* [What needs to be done]
Every entry should be repeated exactly. Omit the pictures.

* [Data provided]
==================================================

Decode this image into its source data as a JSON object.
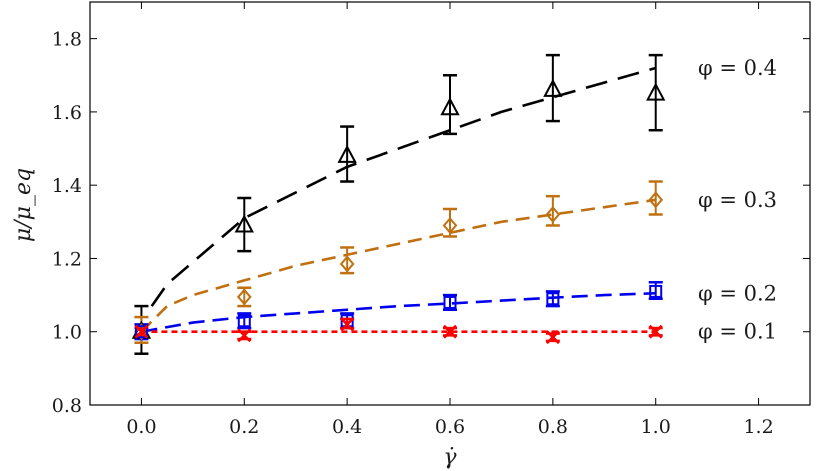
{
  "chart_data": {
    "type": "scatter",
    "xlabel": "γ̇",
    "ylabel": "μ/μ_eq",
    "xlim": [
      -0.1,
      1.3
    ],
    "ylim": [
      0.8,
      1.9
    ],
    "x_ticks": [
      "0.0",
      "0.2",
      "0.4",
      "0.6",
      "0.8",
      "1.0",
      "1.2"
    ],
    "y_ticks": [
      "0.8",
      "1.0",
      "1.2",
      "1.4",
      "1.6",
      "1.8"
    ],
    "grid": false,
    "legend": "none",
    "series": [
      {
        "name": "φ = 0.4",
        "color": "#000000",
        "marker": "triangle",
        "x": [
          0.0,
          0.2,
          0.4,
          0.6,
          0.8,
          1.0
        ],
        "y": [
          1.0,
          1.29,
          1.48,
          1.61,
          1.66,
          1.65
        ],
        "err_low": [
          0.94,
          1.22,
          1.41,
          1.54,
          1.575,
          1.55
        ],
        "err_high": [
          1.07,
          1.365,
          1.56,
          1.7,
          1.755,
          1.755
        ],
        "fit_x": [
          0.02,
          0.05,
          0.1,
          0.2,
          0.3,
          0.4,
          0.5,
          0.6,
          0.7,
          0.8,
          0.9,
          1.0
        ],
        "fit_y": [
          1.07,
          1.13,
          1.19,
          1.31,
          1.38,
          1.45,
          1.5,
          1.55,
          1.6,
          1.64,
          1.68,
          1.72
        ]
      },
      {
        "name": "φ = 0.3",
        "color": "#c07010",
        "marker": "diamond",
        "x": [
          0.0,
          0.2,
          0.4,
          0.6,
          0.8,
          1.0
        ],
        "y": [
          1.0,
          1.095,
          1.185,
          1.29,
          1.32,
          1.36
        ],
        "err_low": [
          0.97,
          1.07,
          1.16,
          1.26,
          1.29,
          1.32
        ],
        "err_high": [
          1.04,
          1.12,
          1.23,
          1.335,
          1.37,
          1.41
        ],
        "fit_x": [
          0.0,
          0.05,
          0.1,
          0.2,
          0.3,
          0.4,
          0.5,
          0.6,
          0.7,
          0.8,
          0.9,
          1.0
        ],
        "fit_y": [
          1.0,
          1.07,
          1.1,
          1.14,
          1.18,
          1.21,
          1.24,
          1.27,
          1.3,
          1.32,
          1.34,
          1.36
        ]
      },
      {
        "name": "φ = 0.2",
        "color": "#0000ee",
        "marker": "square",
        "x": [
          0.0,
          0.2,
          0.4,
          0.6,
          0.8,
          1.0
        ],
        "y": [
          1.0,
          1.03,
          1.03,
          1.08,
          1.09,
          1.11
        ],
        "err_low": [
          0.98,
          1.01,
          1.01,
          1.06,
          1.07,
          1.09
        ],
        "err_high": [
          1.02,
          1.05,
          1.05,
          1.1,
          1.11,
          1.135
        ],
        "fit_x": [
          0.0,
          0.1,
          0.2,
          0.3,
          0.4,
          0.5,
          0.6,
          0.7,
          0.8,
          0.9,
          1.0
        ],
        "fit_y": [
          1.0,
          1.025,
          1.04,
          1.05,
          1.06,
          1.07,
          1.077,
          1.085,
          1.093,
          1.1,
          1.105
        ]
      },
      {
        "name": "φ = 0.1",
        "color": "#ff0000",
        "marker": "x",
        "x": [
          0.0,
          0.2,
          0.4,
          0.6,
          0.8,
          1.0
        ],
        "y": [
          1.0,
          0.99,
          1.02,
          1.0,
          0.985,
          1.0
        ],
        "err_low": [
          0.99,
          0.98,
          1.01,
          0.99,
          0.975,
          0.99
        ],
        "err_high": [
          1.01,
          1.0,
          1.035,
          1.01,
          0.995,
          1.01
        ],
        "fit_x": [
          0.0,
          1.0
        ],
        "fit_y": [
          1.0,
          1.0
        ]
      }
    ]
  }
}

==================================================

* [Final result]
Decode this image into its source data as a JSON object.
{
  "chart_data": {
    "type": "scatter",
    "xlabel": "γ̇",
    "ylabel": "μ/μ_eq",
    "xlim": [
      -0.1,
      1.3
    ],
    "ylim": [
      0.8,
      1.9
    ],
    "x_ticks": [
      "0.0",
      "0.2",
      "0.4",
      "0.6",
      "0.8",
      "1.0",
      "1.2"
    ],
    "y_ticks": [
      "0.8",
      "1.0",
      "1.2",
      "1.4",
      "1.6",
      "1.8"
    ],
    "grid": false,
    "legend": "none",
    "series": [
      {
        "name": "φ = 0.4",
        "color": "#000000",
        "marker": "triangle",
        "x": [
          0.0,
          0.2,
          0.4,
          0.6,
          0.8,
          1.0
        ],
        "y": [
          1.0,
          1.29,
          1.48,
          1.61,
          1.66,
          1.65
        ],
        "err_low": [
          0.94,
          1.22,
          1.41,
          1.54,
          1.575,
          1.55
        ],
        "err_high": [
          1.07,
          1.365,
          1.56,
          1.7,
          1.755,
          1.755
        ],
        "fit_x": [
          0.02,
          0.05,
          0.1,
          0.2,
          0.3,
          0.4,
          0.5,
          0.6,
          0.7,
          0.8,
          0.9,
          1.0
        ],
        "fit_y": [
          1.07,
          1.13,
          1.19,
          1.31,
          1.38,
          1.45,
          1.5,
          1.55,
          1.6,
          1.64,
          1.68,
          1.72
        ]
      },
      {
        "name": "φ = 0.3",
        "color": "#c07010",
        "marker": "diamond",
        "x": [
          0.0,
          0.2,
          0.4,
          0.6,
          0.8,
          1.0
        ],
        "y": [
          1.0,
          1.095,
          1.185,
          1.29,
          1.32,
          1.36
        ],
        "err_low": [
          0.97,
          1.07,
          1.16,
          1.26,
          1.29,
          1.32
        ],
        "err_high": [
          1.04,
          1.12,
          1.23,
          1.335,
          1.37,
          1.41
        ],
        "fit_x": [
          0.0,
          0.05,
          0.1,
          0.2,
          0.3,
          0.4,
          0.5,
          0.6,
          0.7,
          0.8,
          0.9,
          1.0
        ],
        "fit_y": [
          1.0,
          1.07,
          1.1,
          1.14,
          1.18,
          1.21,
          1.24,
          1.27,
          1.3,
          1.32,
          1.34,
          1.36
        ]
      },
      {
        "name": "φ = 0.2",
        "color": "#0000ee",
        "marker": "square",
        "x": [
          0.0,
          0.2,
          0.4,
          0.6,
          0.8,
          1.0
        ],
        "y": [
          1.0,
          1.03,
          1.03,
          1.08,
          1.09,
          1.11
        ],
        "err_low": [
          0.98,
          1.01,
          1.01,
          1.06,
          1.07,
          1.09
        ],
        "err_high": [
          1.02,
          1.05,
          1.05,
          1.1,
          1.11,
          1.135
        ],
        "fit_x": [
          0.0,
          0.1,
          0.2,
          0.3,
          0.4,
          0.5,
          0.6,
          0.7,
          0.8,
          0.9,
          1.0
        ],
        "fit_y": [
          1.0,
          1.025,
          1.04,
          1.05,
          1.06,
          1.07,
          1.077,
          1.085,
          1.093,
          1.1,
          1.105
        ]
      },
      {
        "name": "φ = 0.1",
        "color": "#ff0000",
        "marker": "x",
        "x": [
          0.0,
          0.2,
          0.4,
          0.6,
          0.8,
          1.0
        ],
        "y": [
          1.0,
          0.99,
          1.02,
          1.0,
          0.985,
          1.0
        ],
        "err_low": [
          0.99,
          0.98,
          1.01,
          0.99,
          0.975,
          0.99
        ],
        "err_high": [
          1.01,
          1.0,
          1.035,
          1.01,
          0.995,
          1.01
        ],
        "fit_x": [
          0.0,
          1.0
        ],
        "fit_y": [
          1.0,
          1.0
        ]
      }
    ]
  }
}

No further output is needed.